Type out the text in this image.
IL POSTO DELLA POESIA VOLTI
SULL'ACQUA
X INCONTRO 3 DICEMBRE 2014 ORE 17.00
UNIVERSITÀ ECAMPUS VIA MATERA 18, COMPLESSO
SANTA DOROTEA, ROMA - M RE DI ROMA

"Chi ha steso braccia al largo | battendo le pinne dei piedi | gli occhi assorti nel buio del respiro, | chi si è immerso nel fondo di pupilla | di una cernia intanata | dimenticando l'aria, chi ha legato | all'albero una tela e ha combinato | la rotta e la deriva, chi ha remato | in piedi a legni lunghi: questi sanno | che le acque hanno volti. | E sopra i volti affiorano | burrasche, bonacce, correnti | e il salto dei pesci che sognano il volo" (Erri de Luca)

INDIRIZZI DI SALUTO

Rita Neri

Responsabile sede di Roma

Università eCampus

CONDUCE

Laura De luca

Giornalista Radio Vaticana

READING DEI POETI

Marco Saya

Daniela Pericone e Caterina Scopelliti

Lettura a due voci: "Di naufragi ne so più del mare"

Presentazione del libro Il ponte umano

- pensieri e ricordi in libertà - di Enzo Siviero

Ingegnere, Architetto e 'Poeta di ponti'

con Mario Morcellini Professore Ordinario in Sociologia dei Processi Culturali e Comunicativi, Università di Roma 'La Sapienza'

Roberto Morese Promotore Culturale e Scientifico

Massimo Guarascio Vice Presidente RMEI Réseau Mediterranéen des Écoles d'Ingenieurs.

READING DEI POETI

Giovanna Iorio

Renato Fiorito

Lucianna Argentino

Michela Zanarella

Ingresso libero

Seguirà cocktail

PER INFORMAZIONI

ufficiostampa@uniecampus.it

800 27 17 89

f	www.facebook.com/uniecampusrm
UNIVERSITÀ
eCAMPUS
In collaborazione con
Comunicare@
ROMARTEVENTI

----

Retype the entries one by one, exactly.

Type out the text in this image.
IL POSTO DELLA POESIA VOLTI
SULL'ACQUA
X INCONTRO 3 DICEMBRE 2014 ORE 17.00
UNIVERSITÀ ECAMPUS VIA MATERA 18, COMPLESSO
SANTA DOROTEA, ROMA - M RE DI ROMA

"Chi ha steso braccia al largo | battendo le pinne dei piedi | gli occhi assorti nel buio del respiro, | chi si è immerso nel fondo di pupilla | di una cernia intanata | dimenticando l'aria, chi ha legato | all'albero una tela e ha combinato | la rotta e la deriva, chi ha remato | in piedi a legni lunghi: questi sanno | che le acque hanno volti. | E sopra i volti affiorano | burrasche, bonacce, correnti | e il salto dei pesci che sognano il volo" (Erri de Luca)

INDIRIZZI DI SALUTO

Rita Neri

Responsabile sede di Roma

Università eCampus

CONDUCE

Laura De luca

Giornalista Radio Vaticana

READING DEI POETI

Marco Saya

Daniela Pericone e Caterina Scopelliti

Lettura a due voci: "Di naufragi ne so più del mare"

Presentazione del libro Il ponte umano

- pensieri e ricordi in libertà - di Enzo Siviero

Ingegnere, Architetto e 'Poeta di ponti'

con Mario Morcellini Professore Ordinario in Sociologia dei Processi Culturali e Comunicativi, Università di Roma 'La Sapienza'

Roberto Morese Promotore Culturale e Scientifico

Massimo Guarascio Vice Presidente RMEI Réseau Mediterranéen des Écoles d'Ingenieurs.

READING DEI POETI

Giovanna Iorio

Renato Fiorito

Lucianna Argentino

Michela Zanarella

Ingresso libero

Seguirà cocktail

PER INFORMAZIONI

ufficiostampa@uniecampus.it

800 27 17 89

f	www.facebook.com/uniecampusrm
UNIVERSITÀ
eCAMPUS
In collaborazione con
Comunicare@
ROMARTEVENTI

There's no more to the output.